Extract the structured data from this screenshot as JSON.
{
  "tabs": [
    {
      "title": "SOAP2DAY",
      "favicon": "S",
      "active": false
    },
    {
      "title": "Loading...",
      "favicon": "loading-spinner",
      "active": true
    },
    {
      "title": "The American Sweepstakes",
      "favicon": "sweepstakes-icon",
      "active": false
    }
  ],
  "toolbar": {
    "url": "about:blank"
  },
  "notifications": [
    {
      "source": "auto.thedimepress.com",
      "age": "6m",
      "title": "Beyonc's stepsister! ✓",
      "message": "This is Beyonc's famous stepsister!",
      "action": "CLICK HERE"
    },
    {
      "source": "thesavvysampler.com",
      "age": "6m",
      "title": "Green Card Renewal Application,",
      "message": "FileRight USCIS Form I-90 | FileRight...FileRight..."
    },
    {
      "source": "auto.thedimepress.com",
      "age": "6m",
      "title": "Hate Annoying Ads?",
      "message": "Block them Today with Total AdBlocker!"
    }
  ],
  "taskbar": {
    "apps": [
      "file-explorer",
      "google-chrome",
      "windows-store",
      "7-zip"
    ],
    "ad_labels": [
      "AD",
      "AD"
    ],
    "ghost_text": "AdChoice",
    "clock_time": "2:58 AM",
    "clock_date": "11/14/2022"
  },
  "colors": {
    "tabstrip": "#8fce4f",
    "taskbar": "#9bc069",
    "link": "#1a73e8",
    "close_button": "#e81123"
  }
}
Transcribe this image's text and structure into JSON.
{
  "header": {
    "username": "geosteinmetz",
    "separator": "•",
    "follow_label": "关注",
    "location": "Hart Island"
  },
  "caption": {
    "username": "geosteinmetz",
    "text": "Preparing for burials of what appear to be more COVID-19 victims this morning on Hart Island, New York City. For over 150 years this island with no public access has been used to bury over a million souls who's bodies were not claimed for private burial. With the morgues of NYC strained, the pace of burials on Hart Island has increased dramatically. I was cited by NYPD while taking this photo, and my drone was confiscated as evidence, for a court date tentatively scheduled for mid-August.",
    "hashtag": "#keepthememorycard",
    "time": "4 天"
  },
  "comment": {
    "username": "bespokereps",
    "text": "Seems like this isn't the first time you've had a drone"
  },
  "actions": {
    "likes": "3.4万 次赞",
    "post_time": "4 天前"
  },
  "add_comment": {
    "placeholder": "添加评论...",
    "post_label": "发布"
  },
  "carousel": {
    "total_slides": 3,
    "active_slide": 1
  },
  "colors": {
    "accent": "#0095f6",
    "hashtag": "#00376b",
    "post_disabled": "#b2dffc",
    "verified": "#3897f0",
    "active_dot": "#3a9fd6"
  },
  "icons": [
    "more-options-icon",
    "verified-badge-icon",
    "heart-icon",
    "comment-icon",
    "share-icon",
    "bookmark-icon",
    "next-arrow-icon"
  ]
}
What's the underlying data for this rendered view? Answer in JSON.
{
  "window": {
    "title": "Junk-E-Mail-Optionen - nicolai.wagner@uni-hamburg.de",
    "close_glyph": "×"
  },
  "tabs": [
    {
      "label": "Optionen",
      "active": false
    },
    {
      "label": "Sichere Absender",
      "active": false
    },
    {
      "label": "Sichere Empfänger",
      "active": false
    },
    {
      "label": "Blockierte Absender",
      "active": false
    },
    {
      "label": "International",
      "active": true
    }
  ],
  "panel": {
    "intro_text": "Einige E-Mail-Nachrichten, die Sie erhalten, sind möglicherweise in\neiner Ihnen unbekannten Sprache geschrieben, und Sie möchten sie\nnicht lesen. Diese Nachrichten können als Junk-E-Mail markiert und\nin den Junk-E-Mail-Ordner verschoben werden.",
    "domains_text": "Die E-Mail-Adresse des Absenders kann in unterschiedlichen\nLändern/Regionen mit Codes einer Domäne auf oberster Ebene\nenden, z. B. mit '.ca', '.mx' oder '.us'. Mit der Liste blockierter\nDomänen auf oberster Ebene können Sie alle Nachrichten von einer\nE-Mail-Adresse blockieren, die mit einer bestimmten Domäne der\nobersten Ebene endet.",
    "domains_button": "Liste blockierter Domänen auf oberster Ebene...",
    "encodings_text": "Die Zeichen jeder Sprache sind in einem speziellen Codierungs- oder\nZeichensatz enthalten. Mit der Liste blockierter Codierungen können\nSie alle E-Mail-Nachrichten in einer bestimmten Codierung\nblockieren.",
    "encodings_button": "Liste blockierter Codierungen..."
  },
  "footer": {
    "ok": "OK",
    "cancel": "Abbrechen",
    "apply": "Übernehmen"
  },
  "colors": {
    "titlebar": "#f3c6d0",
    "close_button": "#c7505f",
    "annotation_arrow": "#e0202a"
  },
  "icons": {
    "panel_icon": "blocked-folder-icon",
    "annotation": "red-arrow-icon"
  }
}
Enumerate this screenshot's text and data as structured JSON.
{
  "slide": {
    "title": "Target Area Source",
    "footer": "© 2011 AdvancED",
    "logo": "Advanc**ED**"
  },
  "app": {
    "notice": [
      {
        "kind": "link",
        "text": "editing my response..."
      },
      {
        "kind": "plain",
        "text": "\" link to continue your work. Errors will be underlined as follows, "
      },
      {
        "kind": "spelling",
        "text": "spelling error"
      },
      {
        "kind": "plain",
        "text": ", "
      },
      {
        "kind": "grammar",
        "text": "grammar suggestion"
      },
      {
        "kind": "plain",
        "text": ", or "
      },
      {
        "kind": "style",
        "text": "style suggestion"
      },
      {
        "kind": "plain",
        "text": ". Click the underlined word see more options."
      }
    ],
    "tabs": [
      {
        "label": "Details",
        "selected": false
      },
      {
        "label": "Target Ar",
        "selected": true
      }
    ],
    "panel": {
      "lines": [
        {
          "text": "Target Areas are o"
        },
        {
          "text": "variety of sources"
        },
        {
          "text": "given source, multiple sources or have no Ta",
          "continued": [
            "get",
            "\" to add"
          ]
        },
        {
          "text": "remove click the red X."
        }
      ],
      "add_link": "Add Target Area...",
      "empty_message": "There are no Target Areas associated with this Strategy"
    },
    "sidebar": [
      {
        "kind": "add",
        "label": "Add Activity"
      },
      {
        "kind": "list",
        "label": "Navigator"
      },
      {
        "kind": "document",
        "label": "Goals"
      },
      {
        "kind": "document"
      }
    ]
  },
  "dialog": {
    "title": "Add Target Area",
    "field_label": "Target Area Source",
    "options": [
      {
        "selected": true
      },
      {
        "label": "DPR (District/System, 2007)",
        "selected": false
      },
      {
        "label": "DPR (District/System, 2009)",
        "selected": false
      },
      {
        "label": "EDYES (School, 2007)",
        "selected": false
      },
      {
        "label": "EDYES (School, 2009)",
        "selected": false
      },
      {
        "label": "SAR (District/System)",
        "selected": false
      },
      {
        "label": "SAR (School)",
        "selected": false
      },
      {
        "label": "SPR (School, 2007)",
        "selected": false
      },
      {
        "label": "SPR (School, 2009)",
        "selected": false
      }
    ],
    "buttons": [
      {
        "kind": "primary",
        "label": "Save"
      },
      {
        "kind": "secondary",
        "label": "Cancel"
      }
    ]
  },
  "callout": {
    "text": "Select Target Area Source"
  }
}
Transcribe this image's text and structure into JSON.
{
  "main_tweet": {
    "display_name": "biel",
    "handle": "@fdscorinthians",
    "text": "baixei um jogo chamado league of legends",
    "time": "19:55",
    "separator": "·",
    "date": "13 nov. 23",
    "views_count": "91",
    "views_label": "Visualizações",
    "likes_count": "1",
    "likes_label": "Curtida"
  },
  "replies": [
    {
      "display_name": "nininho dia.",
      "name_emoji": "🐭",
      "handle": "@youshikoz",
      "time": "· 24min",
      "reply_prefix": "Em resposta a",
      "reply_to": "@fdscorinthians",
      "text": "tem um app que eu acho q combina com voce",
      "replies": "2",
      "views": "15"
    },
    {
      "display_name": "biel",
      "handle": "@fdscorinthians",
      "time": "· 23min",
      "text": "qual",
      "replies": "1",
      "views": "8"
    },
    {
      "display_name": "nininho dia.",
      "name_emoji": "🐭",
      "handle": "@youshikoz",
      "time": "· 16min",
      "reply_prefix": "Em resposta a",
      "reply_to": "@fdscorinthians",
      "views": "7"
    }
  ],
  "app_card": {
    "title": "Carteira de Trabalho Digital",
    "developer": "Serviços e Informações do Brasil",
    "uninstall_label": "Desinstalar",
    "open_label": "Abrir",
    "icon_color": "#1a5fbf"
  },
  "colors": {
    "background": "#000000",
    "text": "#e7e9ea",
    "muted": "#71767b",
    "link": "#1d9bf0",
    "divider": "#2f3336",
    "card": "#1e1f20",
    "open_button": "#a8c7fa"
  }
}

→ **Task objective**
Show every line from the listing above in which the string "underlined" appears.

→ **Correct answer**
        "text": "\" link to continue your work. Errors will be underlined as follows, "
        "text": ". Click the underlined word see more options."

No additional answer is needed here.